## Description of the task
Gather every line that includes the word "better", please.

## Provided data
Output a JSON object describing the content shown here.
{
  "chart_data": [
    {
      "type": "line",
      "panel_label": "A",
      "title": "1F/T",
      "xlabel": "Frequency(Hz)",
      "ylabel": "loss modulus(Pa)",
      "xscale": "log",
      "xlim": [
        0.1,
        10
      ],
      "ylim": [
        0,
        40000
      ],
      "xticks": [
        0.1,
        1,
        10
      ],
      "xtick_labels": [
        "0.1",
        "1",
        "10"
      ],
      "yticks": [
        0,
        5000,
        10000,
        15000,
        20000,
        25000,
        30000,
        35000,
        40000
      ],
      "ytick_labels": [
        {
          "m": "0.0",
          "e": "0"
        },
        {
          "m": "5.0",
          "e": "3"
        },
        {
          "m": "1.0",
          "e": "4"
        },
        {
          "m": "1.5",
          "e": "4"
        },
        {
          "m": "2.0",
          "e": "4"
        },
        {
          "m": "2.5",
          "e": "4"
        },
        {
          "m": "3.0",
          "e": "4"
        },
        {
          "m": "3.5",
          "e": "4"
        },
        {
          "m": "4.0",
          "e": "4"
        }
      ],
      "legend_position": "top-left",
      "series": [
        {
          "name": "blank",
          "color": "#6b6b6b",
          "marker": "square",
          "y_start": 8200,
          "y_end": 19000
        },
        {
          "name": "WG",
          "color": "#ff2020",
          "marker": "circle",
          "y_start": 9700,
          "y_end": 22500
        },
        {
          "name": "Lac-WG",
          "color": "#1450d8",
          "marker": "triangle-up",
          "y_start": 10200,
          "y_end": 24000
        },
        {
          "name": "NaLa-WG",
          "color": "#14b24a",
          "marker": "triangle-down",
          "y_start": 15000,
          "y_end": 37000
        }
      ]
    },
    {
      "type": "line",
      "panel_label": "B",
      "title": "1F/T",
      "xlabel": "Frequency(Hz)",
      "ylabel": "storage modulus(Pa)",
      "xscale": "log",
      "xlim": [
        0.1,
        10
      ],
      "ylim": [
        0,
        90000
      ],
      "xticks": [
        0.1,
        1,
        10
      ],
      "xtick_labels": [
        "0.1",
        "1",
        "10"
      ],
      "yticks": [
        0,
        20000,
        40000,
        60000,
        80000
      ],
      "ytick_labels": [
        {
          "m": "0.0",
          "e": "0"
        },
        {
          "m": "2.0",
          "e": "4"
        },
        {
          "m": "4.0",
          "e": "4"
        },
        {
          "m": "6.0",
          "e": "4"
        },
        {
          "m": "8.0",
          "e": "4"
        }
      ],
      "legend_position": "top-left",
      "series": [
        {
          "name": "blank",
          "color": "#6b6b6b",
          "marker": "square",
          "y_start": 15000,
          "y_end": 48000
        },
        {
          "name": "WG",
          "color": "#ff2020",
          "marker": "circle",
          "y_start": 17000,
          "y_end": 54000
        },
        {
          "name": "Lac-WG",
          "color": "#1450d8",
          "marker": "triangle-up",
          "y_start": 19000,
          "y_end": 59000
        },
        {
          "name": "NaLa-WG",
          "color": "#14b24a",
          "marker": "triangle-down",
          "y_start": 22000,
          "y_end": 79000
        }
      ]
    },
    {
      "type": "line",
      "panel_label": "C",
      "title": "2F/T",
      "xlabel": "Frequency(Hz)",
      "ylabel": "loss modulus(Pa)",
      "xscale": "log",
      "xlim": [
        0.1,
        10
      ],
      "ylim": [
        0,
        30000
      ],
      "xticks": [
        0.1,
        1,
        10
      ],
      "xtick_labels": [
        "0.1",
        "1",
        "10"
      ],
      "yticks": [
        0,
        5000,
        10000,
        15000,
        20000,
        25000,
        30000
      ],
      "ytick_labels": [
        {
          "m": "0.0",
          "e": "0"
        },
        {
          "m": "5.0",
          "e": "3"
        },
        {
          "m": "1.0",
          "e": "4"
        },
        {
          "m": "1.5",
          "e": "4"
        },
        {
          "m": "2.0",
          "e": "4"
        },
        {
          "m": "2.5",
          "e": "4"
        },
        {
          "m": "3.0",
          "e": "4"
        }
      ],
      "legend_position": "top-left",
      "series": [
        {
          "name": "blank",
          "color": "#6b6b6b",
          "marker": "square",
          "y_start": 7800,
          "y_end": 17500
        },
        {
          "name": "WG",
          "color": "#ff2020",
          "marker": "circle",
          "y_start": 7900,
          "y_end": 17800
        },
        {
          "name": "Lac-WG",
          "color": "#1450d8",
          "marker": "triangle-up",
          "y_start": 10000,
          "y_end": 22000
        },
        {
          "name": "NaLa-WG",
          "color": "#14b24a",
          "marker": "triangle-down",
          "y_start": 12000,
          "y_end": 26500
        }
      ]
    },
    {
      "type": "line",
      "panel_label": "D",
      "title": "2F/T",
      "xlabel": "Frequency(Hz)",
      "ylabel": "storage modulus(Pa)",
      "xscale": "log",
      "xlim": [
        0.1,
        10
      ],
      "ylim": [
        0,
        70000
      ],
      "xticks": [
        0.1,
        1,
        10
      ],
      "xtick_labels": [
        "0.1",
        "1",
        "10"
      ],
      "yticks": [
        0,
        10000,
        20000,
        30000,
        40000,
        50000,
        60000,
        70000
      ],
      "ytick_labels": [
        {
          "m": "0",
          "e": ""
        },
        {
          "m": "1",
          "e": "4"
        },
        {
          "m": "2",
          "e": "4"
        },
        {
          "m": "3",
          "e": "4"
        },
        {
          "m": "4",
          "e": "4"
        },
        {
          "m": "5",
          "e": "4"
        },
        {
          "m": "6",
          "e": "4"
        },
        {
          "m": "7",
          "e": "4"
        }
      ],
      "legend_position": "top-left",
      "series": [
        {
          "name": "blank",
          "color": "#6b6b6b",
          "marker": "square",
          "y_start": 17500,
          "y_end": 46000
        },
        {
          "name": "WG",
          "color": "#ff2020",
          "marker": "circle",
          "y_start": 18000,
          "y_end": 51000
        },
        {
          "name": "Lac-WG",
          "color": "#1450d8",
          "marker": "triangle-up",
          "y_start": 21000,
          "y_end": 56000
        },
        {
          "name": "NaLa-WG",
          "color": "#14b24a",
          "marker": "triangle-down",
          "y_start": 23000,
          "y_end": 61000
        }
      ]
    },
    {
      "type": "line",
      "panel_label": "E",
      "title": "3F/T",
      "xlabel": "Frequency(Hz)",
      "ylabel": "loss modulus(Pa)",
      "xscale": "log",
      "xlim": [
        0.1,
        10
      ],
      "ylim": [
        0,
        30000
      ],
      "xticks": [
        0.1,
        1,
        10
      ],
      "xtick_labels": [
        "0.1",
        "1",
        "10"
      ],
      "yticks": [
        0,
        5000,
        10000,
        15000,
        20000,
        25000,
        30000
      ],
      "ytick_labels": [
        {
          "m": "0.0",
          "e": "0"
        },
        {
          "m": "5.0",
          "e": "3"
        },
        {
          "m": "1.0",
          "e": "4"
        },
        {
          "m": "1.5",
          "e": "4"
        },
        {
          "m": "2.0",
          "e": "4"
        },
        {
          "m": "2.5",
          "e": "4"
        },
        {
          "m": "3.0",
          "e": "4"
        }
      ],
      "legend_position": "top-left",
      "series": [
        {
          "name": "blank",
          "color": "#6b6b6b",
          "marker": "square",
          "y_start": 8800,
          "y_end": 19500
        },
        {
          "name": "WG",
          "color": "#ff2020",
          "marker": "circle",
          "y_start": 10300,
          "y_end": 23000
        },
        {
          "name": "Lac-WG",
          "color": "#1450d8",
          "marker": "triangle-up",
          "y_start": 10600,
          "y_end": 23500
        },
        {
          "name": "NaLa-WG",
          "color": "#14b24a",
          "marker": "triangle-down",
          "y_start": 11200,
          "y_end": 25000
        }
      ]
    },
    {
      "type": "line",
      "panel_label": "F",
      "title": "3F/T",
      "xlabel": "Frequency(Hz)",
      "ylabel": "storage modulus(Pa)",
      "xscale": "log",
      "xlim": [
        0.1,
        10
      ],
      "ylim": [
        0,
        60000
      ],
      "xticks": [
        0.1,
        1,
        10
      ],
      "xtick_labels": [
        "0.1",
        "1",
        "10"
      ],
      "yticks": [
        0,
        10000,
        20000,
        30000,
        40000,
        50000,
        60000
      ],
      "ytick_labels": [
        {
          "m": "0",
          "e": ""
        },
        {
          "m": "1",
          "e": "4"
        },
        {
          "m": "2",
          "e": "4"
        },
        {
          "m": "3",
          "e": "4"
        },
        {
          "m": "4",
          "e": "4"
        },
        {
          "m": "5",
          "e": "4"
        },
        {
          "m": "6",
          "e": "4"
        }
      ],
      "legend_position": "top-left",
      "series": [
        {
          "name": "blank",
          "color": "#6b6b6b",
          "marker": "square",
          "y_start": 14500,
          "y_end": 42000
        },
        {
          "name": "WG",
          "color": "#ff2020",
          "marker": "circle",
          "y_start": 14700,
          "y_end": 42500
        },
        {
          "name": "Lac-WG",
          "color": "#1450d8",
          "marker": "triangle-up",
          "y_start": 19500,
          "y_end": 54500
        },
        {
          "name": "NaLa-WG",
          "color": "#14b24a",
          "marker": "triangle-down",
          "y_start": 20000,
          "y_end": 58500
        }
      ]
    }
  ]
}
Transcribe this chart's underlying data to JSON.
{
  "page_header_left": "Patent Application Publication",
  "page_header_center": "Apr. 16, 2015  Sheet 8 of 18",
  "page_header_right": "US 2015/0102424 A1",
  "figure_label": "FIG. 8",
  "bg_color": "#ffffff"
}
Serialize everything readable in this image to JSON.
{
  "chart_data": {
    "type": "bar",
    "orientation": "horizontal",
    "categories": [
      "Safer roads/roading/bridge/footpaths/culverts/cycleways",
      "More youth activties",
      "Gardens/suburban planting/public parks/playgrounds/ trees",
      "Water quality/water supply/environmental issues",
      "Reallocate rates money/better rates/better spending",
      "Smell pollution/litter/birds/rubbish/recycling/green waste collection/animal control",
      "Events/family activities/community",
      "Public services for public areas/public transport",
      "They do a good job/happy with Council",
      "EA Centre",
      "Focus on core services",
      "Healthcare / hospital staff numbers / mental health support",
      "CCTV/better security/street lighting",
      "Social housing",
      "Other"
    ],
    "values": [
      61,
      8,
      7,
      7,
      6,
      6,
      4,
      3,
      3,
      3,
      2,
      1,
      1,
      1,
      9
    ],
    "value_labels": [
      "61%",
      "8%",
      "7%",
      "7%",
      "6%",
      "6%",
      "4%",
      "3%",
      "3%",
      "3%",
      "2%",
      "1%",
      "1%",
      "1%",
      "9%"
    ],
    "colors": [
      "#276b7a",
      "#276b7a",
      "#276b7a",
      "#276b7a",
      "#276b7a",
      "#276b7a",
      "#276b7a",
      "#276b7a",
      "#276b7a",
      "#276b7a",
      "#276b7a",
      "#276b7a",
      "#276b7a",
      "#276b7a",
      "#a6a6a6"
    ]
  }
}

## Reply
      "Reallocate rates money/better rates/better spending",
      "CCTV/better security/street lighting",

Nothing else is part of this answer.